## PROBLEM TO WORK ON
Give the number of lines below that contain "Расходы", with no other output.

## MATERIAL TO PROCESS
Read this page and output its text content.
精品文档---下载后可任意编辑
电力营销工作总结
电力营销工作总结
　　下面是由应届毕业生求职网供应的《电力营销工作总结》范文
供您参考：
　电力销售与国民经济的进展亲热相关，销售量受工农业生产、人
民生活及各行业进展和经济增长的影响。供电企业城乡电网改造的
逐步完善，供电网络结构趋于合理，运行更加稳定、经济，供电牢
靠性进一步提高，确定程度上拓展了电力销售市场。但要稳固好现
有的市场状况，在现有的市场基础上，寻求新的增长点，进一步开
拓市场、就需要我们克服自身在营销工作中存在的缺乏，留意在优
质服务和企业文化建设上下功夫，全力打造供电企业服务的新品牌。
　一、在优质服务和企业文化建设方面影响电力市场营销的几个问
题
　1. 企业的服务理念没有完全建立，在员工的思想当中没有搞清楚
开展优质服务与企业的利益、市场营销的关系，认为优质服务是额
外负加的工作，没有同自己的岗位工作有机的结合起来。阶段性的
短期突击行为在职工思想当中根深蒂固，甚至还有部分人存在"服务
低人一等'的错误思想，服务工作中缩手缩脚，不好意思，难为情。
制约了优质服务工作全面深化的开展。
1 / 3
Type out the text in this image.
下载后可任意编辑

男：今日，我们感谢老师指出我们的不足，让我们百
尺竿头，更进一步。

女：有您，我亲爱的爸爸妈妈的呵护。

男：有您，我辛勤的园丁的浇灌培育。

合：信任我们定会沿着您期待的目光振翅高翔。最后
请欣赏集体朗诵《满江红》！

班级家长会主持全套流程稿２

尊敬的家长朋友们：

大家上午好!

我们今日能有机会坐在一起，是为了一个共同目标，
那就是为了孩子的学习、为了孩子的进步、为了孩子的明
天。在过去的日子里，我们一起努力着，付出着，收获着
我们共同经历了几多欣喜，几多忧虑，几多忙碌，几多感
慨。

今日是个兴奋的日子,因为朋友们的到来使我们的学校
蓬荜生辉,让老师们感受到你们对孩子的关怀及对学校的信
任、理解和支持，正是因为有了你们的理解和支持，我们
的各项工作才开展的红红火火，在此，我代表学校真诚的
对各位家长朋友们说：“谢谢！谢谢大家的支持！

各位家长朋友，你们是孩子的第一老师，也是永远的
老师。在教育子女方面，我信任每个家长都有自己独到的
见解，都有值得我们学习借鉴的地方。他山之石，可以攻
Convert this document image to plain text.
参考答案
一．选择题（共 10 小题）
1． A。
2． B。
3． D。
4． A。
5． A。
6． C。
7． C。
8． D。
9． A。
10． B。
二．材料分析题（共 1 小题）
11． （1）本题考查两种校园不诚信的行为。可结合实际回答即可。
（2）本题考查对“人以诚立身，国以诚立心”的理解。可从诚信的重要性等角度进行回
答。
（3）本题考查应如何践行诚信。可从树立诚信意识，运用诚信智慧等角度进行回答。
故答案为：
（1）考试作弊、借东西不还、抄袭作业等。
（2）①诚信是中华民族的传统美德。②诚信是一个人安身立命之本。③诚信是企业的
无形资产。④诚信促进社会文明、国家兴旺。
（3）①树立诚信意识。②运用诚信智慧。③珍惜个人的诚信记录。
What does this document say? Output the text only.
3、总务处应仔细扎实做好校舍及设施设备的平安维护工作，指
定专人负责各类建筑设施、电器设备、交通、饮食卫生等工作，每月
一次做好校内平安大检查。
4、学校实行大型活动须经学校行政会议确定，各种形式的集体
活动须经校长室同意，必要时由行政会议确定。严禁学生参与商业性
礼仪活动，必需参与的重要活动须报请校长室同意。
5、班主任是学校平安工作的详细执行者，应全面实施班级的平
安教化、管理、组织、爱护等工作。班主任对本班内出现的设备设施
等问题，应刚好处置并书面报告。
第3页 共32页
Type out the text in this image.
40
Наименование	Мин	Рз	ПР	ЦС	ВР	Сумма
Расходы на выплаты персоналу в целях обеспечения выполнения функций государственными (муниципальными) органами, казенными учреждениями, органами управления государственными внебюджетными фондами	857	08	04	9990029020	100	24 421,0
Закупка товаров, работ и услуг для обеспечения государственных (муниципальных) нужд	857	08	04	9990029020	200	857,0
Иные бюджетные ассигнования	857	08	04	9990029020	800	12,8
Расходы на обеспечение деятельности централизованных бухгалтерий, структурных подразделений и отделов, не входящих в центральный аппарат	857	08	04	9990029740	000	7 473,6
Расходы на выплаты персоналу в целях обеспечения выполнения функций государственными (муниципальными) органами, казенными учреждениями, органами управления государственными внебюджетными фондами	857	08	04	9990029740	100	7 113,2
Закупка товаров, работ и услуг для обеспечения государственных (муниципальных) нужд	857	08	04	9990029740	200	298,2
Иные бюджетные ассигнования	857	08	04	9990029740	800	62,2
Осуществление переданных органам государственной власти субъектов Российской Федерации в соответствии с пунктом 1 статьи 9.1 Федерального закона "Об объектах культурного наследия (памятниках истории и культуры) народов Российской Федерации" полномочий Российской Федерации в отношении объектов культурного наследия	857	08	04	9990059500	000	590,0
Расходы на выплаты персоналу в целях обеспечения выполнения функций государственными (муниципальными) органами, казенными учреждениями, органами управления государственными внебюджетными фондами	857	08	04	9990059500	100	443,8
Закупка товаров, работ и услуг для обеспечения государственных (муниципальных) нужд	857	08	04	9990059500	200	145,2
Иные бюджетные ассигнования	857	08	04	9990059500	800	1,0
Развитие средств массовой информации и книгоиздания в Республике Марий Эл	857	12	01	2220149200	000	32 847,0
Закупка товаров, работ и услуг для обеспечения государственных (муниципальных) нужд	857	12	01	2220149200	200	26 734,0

## PROBLEM SOLUTION
4